[Figure contents as structured data]
************
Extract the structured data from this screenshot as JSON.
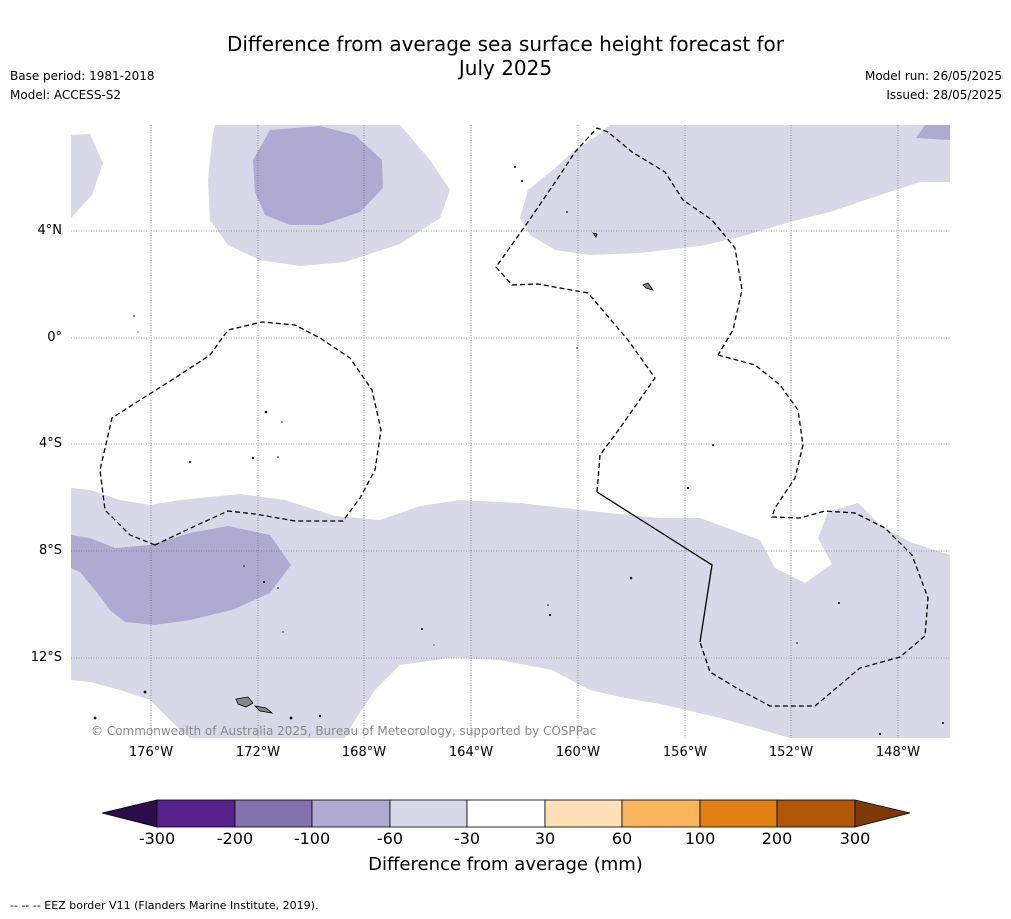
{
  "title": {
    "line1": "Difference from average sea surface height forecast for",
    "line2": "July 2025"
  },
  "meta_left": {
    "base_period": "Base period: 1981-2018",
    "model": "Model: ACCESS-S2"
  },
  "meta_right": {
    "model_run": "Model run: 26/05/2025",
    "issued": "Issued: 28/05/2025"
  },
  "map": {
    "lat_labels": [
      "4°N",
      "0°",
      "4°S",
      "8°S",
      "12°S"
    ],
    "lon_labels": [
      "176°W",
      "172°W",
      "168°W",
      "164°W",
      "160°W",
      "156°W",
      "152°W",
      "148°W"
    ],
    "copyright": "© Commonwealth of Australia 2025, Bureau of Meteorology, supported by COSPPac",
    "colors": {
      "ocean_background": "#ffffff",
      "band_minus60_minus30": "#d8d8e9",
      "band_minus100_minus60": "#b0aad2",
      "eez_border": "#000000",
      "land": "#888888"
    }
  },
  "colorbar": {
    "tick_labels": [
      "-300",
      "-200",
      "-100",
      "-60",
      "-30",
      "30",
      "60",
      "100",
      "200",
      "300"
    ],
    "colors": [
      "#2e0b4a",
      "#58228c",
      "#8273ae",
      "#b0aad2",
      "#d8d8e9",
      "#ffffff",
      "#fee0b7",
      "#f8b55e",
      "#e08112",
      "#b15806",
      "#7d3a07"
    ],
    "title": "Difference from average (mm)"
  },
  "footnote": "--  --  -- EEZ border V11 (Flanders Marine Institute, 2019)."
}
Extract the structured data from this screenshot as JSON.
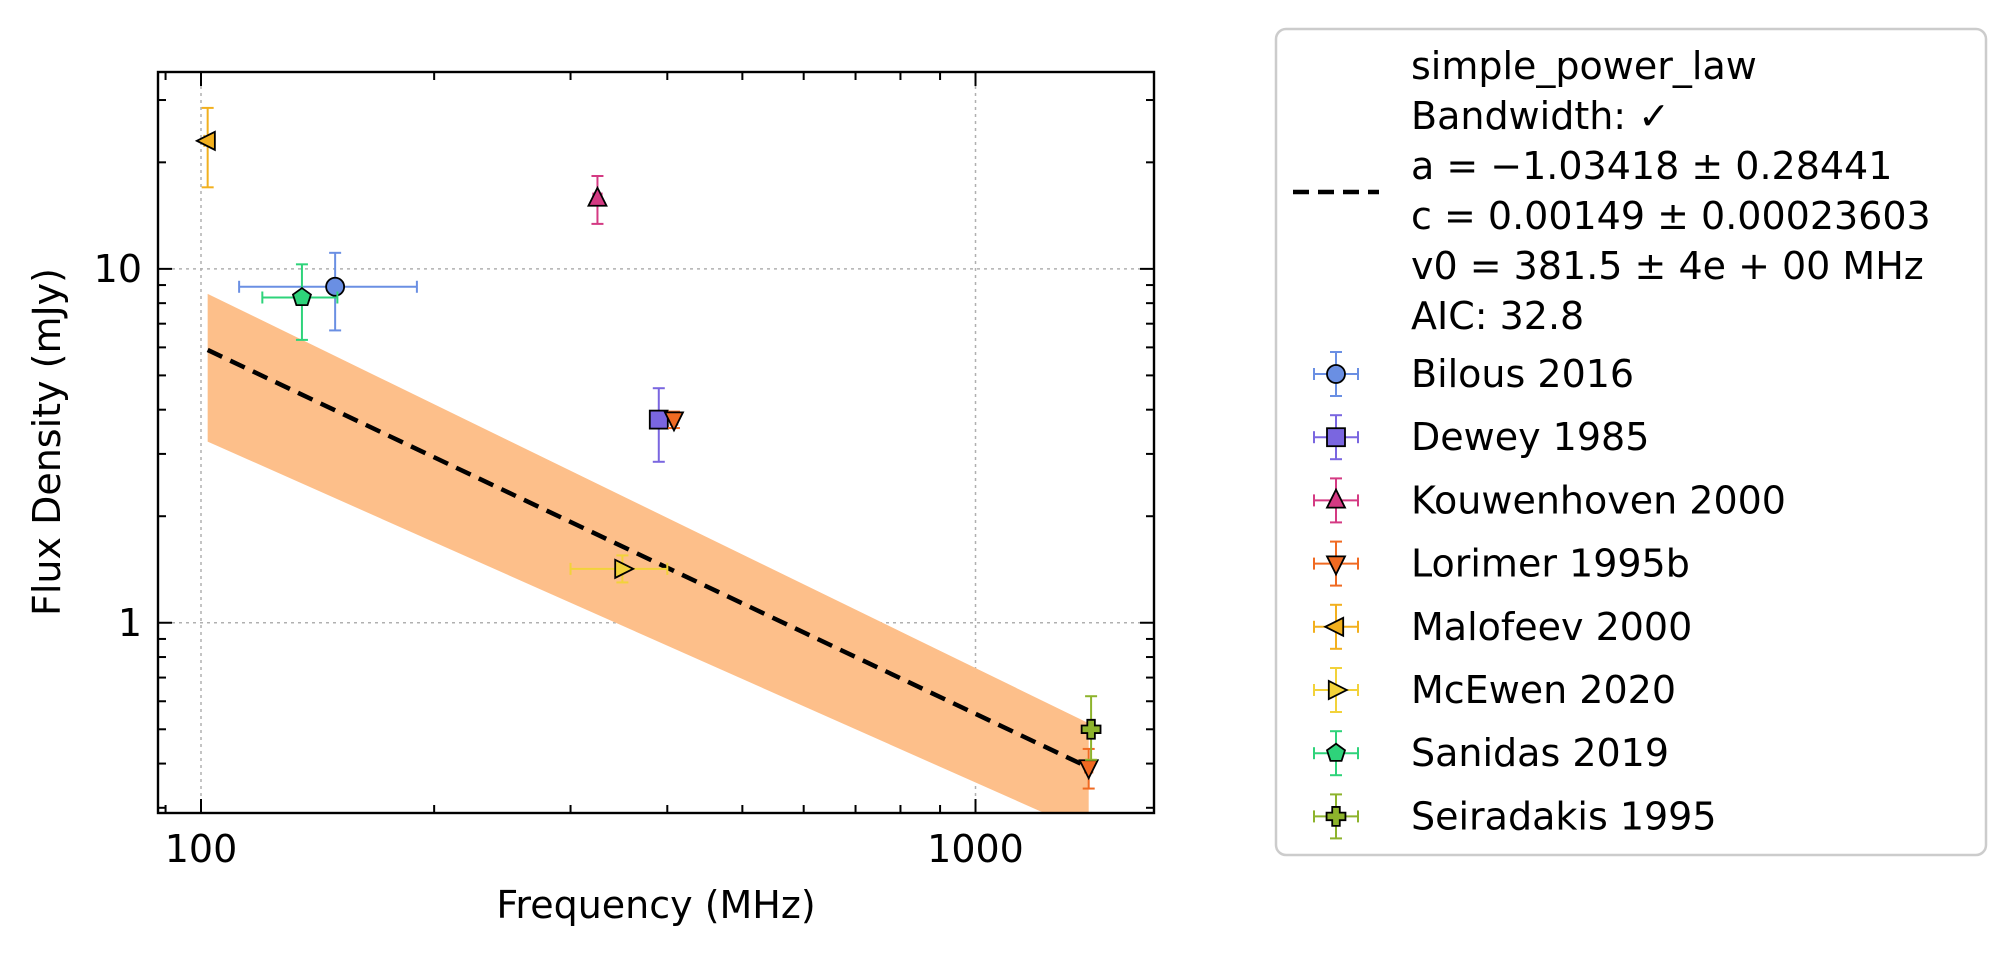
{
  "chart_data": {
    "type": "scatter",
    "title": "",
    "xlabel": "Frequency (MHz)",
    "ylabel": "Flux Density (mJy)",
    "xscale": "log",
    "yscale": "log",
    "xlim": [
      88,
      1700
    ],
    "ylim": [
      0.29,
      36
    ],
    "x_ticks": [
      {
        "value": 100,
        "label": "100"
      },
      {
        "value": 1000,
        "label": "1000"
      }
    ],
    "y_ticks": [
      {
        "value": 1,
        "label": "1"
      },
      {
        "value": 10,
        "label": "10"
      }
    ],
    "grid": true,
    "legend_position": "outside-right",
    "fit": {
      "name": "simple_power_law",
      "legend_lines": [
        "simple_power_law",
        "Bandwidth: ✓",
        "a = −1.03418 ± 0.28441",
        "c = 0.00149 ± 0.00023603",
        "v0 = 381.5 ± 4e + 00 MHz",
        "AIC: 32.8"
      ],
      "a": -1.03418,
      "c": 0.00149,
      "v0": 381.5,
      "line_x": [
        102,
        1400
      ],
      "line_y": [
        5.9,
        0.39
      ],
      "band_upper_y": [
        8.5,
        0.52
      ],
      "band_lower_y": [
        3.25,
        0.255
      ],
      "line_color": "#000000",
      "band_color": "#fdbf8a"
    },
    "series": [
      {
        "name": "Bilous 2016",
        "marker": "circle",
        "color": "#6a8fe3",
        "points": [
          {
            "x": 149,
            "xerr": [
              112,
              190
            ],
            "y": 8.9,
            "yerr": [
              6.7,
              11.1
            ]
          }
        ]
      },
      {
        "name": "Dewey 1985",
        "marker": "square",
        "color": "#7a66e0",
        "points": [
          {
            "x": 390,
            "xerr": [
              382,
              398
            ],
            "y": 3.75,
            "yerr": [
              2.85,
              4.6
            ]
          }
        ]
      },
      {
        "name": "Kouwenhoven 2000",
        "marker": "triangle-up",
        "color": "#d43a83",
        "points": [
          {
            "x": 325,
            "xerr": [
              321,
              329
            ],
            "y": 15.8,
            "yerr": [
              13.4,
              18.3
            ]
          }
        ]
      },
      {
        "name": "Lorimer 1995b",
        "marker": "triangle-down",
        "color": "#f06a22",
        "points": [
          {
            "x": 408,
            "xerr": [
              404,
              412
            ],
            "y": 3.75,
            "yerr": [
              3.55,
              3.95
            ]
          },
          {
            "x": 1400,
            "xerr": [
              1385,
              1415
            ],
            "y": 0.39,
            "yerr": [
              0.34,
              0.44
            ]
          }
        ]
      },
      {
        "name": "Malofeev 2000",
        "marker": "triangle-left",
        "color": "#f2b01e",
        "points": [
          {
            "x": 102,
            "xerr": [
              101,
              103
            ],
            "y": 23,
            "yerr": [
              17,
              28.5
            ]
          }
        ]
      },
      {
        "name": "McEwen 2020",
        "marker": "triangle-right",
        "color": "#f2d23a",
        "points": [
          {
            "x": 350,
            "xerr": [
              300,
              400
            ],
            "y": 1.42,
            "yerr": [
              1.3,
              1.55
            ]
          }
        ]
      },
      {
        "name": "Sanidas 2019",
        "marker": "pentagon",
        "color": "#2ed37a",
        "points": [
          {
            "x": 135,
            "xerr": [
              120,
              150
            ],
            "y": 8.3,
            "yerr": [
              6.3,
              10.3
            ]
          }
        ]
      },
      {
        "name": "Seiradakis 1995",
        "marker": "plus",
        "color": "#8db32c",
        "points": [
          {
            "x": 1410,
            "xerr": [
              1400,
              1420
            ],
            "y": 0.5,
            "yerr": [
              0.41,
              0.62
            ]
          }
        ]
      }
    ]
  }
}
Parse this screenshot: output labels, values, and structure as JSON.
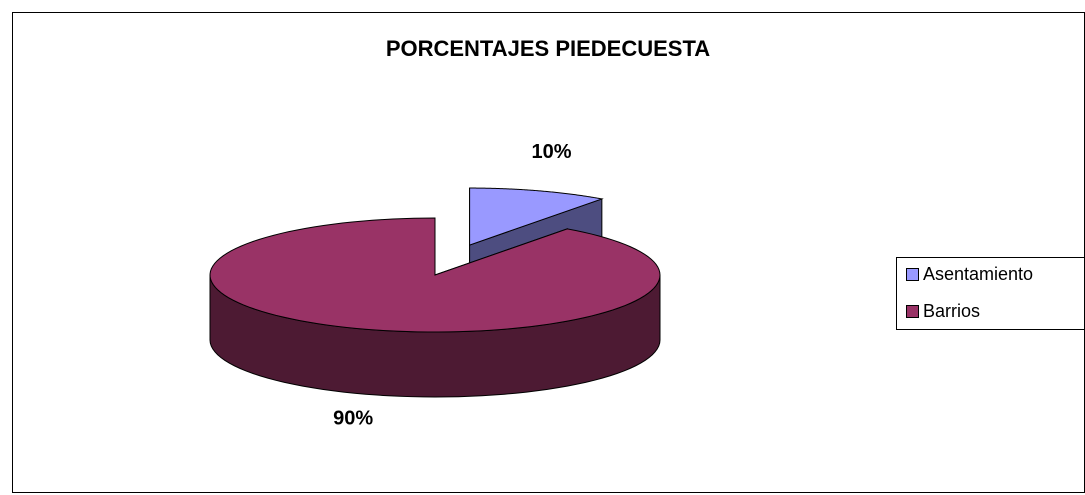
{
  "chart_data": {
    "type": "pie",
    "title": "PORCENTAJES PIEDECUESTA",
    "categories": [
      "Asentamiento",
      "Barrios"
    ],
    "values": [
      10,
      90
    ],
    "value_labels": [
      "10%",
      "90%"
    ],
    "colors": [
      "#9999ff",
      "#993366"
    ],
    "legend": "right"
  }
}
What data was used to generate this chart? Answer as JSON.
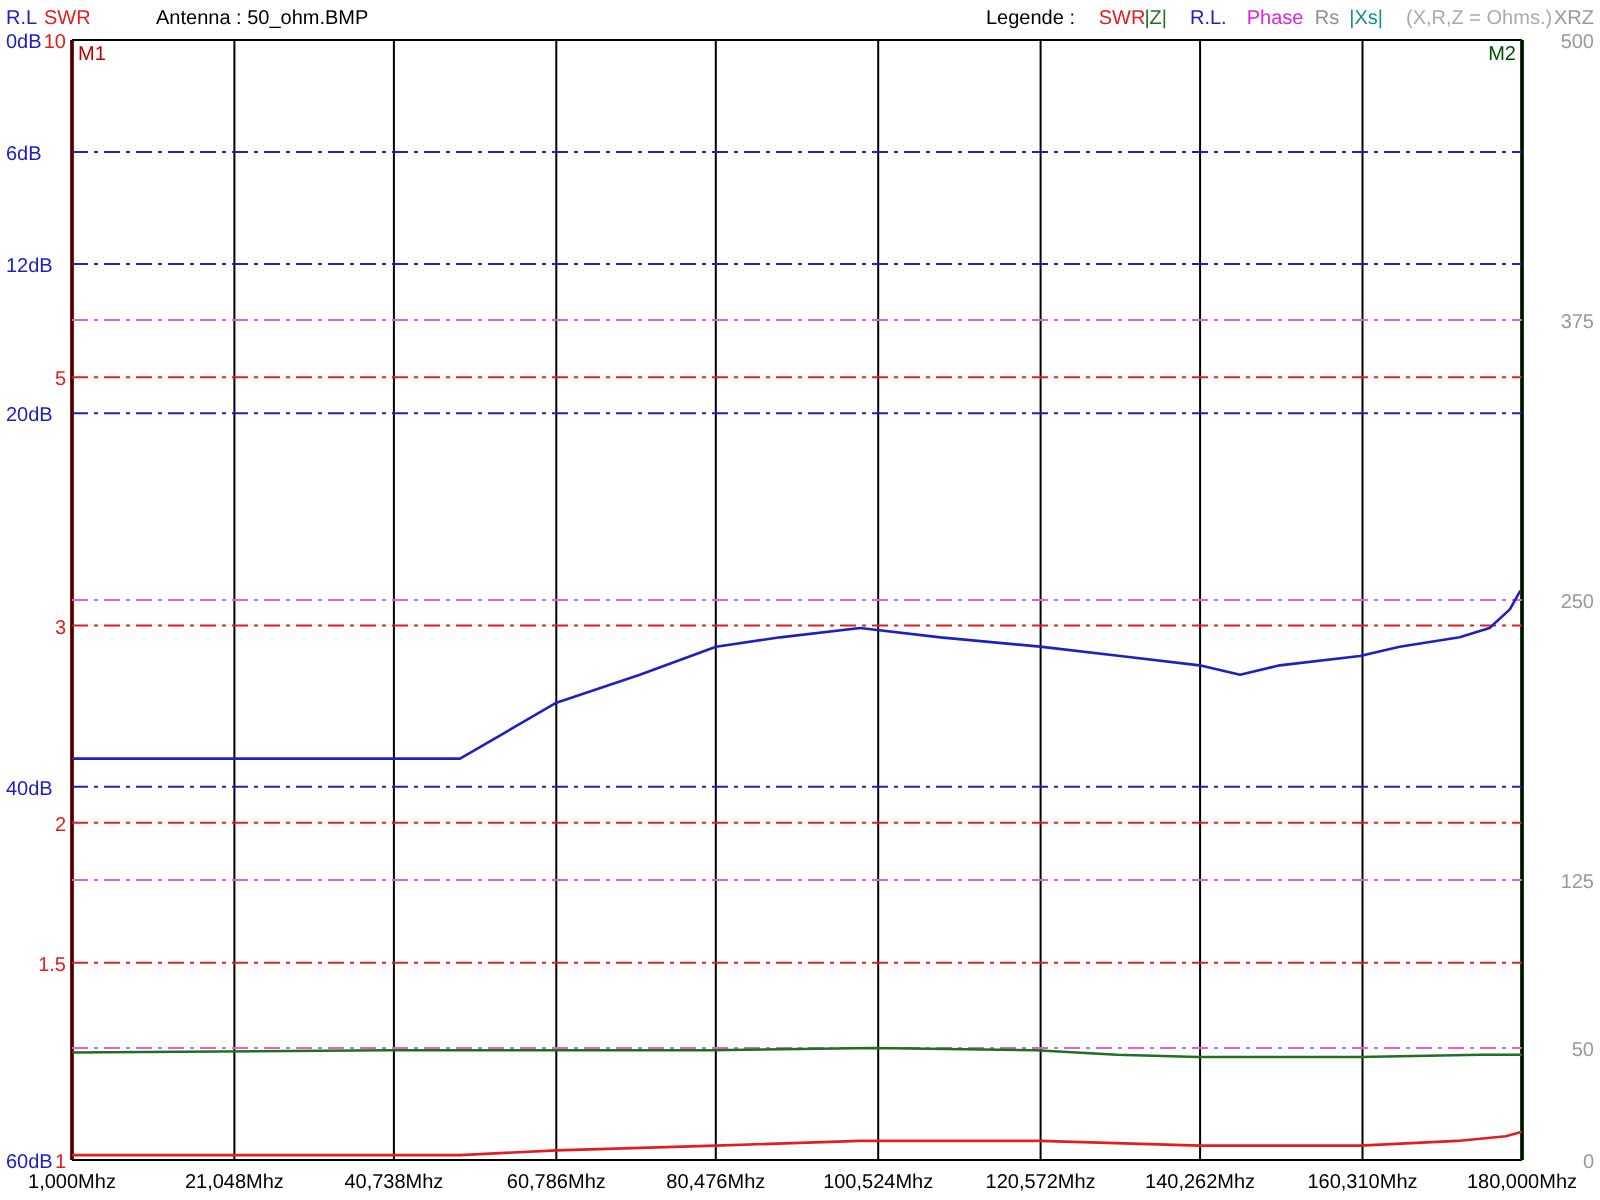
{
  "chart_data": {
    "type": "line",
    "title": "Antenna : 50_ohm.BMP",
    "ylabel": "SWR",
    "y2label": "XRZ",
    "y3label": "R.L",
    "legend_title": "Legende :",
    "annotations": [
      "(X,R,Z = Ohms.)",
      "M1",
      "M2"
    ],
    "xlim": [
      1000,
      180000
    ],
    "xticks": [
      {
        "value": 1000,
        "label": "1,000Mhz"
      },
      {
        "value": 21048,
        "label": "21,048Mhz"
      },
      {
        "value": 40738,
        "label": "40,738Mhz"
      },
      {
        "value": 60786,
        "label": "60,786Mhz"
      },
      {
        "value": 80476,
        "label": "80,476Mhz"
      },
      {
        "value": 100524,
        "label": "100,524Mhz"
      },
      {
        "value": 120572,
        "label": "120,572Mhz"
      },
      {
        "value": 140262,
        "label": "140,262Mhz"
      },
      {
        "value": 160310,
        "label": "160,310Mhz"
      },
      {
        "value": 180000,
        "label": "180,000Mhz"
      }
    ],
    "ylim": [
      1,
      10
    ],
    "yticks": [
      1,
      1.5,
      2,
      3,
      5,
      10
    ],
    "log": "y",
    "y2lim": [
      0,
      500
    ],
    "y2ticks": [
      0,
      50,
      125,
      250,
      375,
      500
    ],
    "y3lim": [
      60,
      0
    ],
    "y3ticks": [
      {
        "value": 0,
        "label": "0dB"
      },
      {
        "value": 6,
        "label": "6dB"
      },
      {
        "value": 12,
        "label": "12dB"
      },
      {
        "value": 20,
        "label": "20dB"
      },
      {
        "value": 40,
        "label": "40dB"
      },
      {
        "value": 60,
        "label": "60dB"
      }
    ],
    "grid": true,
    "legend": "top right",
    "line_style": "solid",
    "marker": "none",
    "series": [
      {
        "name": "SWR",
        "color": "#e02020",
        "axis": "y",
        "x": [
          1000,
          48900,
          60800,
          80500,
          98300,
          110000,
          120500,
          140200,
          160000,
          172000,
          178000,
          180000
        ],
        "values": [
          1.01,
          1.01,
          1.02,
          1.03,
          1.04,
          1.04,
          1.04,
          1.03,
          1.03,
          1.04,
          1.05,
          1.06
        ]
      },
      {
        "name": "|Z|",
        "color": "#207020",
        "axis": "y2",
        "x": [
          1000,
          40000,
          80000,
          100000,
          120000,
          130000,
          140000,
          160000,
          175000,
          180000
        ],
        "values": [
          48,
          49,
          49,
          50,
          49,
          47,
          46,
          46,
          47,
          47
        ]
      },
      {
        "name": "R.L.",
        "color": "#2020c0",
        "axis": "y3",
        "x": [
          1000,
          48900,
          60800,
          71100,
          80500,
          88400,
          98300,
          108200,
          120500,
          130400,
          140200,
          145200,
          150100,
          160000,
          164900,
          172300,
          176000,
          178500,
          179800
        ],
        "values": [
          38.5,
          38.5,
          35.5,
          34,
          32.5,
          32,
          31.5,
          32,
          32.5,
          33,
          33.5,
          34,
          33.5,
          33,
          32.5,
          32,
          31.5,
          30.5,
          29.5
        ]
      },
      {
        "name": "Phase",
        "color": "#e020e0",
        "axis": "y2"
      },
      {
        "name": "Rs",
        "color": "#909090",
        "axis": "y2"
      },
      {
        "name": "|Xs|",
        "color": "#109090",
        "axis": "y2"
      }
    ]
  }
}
************
- Task brief -
Find the lines with the string "Model" and reproduce them.

- Completed task -
    "model": "Model: ACCESS-S2"
    "model_run": "Model run: 26/05/2025",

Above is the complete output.